**Task:**
From the material below, list every line containing "value".

————

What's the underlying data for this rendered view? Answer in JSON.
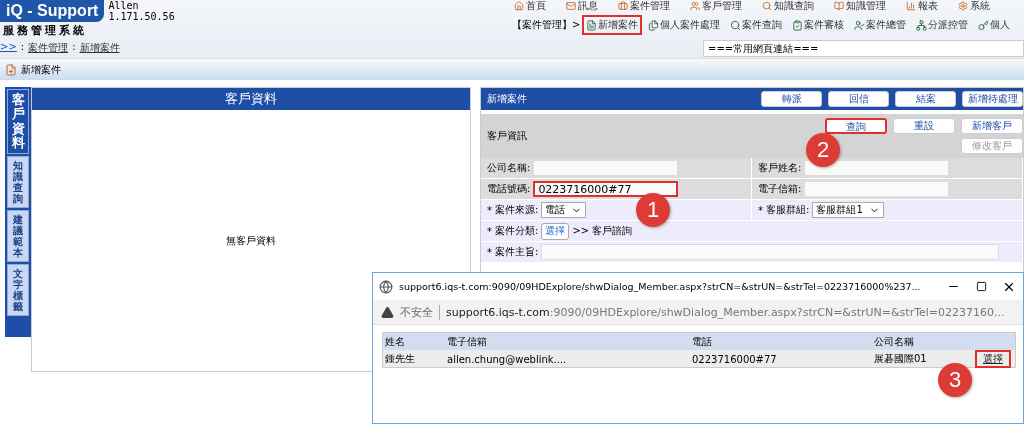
{
  "header": {
    "logo": "iQ - Support",
    "user": "Allen",
    "version": "1.171.50.56",
    "system_name": "服務管理系統",
    "breadcrumb_start": ">>",
    "separator": ":",
    "breadcrumb": [
      "案件管理",
      "新增案件"
    ]
  },
  "top_nav": [
    "首頁",
    "訊息",
    "案件管理",
    "客戶管理",
    "知識查詢",
    "知識管理",
    "報表",
    "系統"
  ],
  "sub_nav": {
    "section": "【案件管理】>",
    "items": [
      {
        "label": "新增案件",
        "highlighted": true
      },
      {
        "label": "個人案件處理",
        "highlighted": false
      },
      {
        "label": "案件查詢",
        "highlighted": false
      },
      {
        "label": "案件審核",
        "highlighted": false
      },
      {
        "label": "案件總管",
        "highlighted": false
      },
      {
        "label": "分派控管",
        "highlighted": false
      },
      {
        "label": "個人",
        "highlighted": false
      }
    ]
  },
  "links_select": "===常用網頁連結===",
  "toolbar": {
    "title": "新增案件"
  },
  "side_tabs": [
    {
      "label": "客戶資料",
      "selected": true
    },
    {
      "label": "知識查詢",
      "selected": false
    },
    {
      "label": "建議範本",
      "selected": false
    },
    {
      "label": "文字標籤",
      "selected": false
    }
  ],
  "customer_panel": {
    "title": "客戶資料",
    "empty_text": "無客戶資料"
  },
  "case_panel": {
    "title": "新增案件",
    "buttons": [
      "轉派",
      "回信",
      "結案",
      "新增待處理"
    ],
    "section_title": "客戶資訊",
    "section_buttons": [
      {
        "label": "查詢",
        "highlighted": true,
        "disabled": false
      },
      {
        "label": "重設",
        "highlighted": false,
        "disabled": false
      },
      {
        "label": "新增客戶",
        "highlighted": false,
        "disabled": false
      },
      {
        "label": "修改客戶",
        "highlighted": false,
        "disabled": true
      }
    ],
    "fields": [
      {
        "kind": "text",
        "label": "公司名稱:",
        "highlighted": false
      },
      {
        "kind": "text",
        "label": "客戶姓名:",
        "highlighted": false
      },
      {
        "kind": "text",
        "label": "電話號碼:",
        "value": "0223716000#77",
        "highlighted": true
      },
      {
        "kind": "text",
        "label": "電子信箱:",
        "highlighted": false
      },
      {
        "kind": "select",
        "marker": "*",
        "label": "案件來源:",
        "value": "電話"
      },
      {
        "kind": "select",
        "marker": "*",
        "label": "客服群組:",
        "value": "客服群組1"
      },
      {
        "kind": "choose",
        "marker": "*",
        "label": "案件分類:",
        "button": "選擇",
        "value": ">> 客戶諮詢"
      },
      {
        "kind": "wide",
        "marker": "*",
        "label": "案件主旨:"
      }
    ]
  },
  "popup": {
    "title": "support6.iqs-t.com:9090/09HDExplore/shwDialog_Member.aspx?strCN=&strUN=&strTel=0223716000%237...",
    "security": "不安全",
    "address_host": "support6.iqs-t.com",
    "address_path": ":9090/09HDExplore/shwDialog_Member.aspx?strCN=&strUN=&strTel=02237160...",
    "columns": [
      "姓名",
      "電子信箱",
      "電話",
      "公司名稱"
    ],
    "rows": [
      {
        "cells": [
          "鍾先生",
          "allen.chung@weblink....",
          "0223716000#77",
          "展碁國際01"
        ],
        "action": "選擇",
        "highlighted": true
      }
    ]
  },
  "annotations": [
    "1",
    "2",
    "3"
  ]
}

————

**Worked answer:**
        "value": "0223716000#77",
        "value": "電話"
        "value": "客服群組1"
        "value": ">> 客戶諮詢"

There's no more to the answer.